__EXERCISE BRIEF__. Without altering anything, output the material below.

__GIVEN RECORDS__.
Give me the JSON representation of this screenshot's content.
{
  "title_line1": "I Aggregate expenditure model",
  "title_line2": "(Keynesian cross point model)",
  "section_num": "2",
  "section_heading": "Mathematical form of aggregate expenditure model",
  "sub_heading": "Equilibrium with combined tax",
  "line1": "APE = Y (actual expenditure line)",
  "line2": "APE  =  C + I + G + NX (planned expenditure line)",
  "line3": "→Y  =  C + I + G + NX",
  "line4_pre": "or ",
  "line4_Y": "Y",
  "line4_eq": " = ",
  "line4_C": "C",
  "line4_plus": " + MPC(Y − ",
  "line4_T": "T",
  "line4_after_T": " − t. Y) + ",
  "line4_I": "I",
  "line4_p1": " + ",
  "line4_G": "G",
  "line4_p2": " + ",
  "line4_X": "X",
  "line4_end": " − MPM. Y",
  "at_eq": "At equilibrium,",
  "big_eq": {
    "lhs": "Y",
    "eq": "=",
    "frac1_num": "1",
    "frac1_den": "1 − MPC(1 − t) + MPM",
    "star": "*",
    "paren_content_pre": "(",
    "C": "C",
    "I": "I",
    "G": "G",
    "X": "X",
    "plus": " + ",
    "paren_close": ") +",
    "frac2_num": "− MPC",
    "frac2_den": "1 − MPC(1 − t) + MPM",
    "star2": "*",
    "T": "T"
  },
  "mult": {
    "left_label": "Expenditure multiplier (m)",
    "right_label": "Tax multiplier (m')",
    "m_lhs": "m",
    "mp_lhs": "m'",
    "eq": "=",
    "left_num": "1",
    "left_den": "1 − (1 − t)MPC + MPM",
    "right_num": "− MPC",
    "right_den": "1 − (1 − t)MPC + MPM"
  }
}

__ANSWER TO THE TASK__.
Give me the JSON representation of this screenshot's content.
{
  "title_line1": "I Aggregate expenditure model",
  "title_line2": "(Keynesian cross point model)",
  "section_num": "2",
  "section_heading": "Mathematical form of aggregate expenditure model",
  "sub_heading": "Equilibrium with combined tax",
  "line1": "APE = Y (actual expenditure line)",
  "line2": "APE  =  C + I + G + NX (planned expenditure line)",
  "line3": "→Y  =  C + I + G + NX",
  "line4_pre": "or ",
  "line4_Y": "Y",
  "line4_eq": " = ",
  "line4_C": "C",
  "line4_plus": " + MPC(Y − ",
  "line4_T": "T",
  "line4_after_T": " − t. Y) + ",
  "line4_I": "I",
  "line4_p1": " + ",
  "line4_G": "G",
  "line4_p2": " + ",
  "line4_X": "X",
  "line4_end": " − MPM. Y",
  "at_eq": "At equilibrium,",
  "big_eq": {
    "lhs": "Y",
    "eq": "=",
    "frac1_num": "1",
    "frac1_den": "1 − MPC(1 − t) + MPM",
    "star": "*",
    "paren_content_pre": "(",
    "C": "C",
    "I": "I",
    "G": "G",
    "X": "X",
    "plus": " + ",
    "paren_close": ") +",
    "frac2_num": "− MPC",
    "frac2_den": "1 − MPC(1 − t) + MPM",
    "star2": "*",
    "T": "T"
  },
  "mult": {
    "left_label": "Expenditure multiplier (m)",
    "right_label": "Tax multiplier (m')",
    "m_lhs": "m",
    "mp_lhs": "m'",
    "eq": "=",
    "left_num": "1",
    "left_den": "1 − (1 − t)MPC + MPM",
    "right_num": "− MPC",
    "right_den": "1 − (1 − t)MPC + MPM"
  }
}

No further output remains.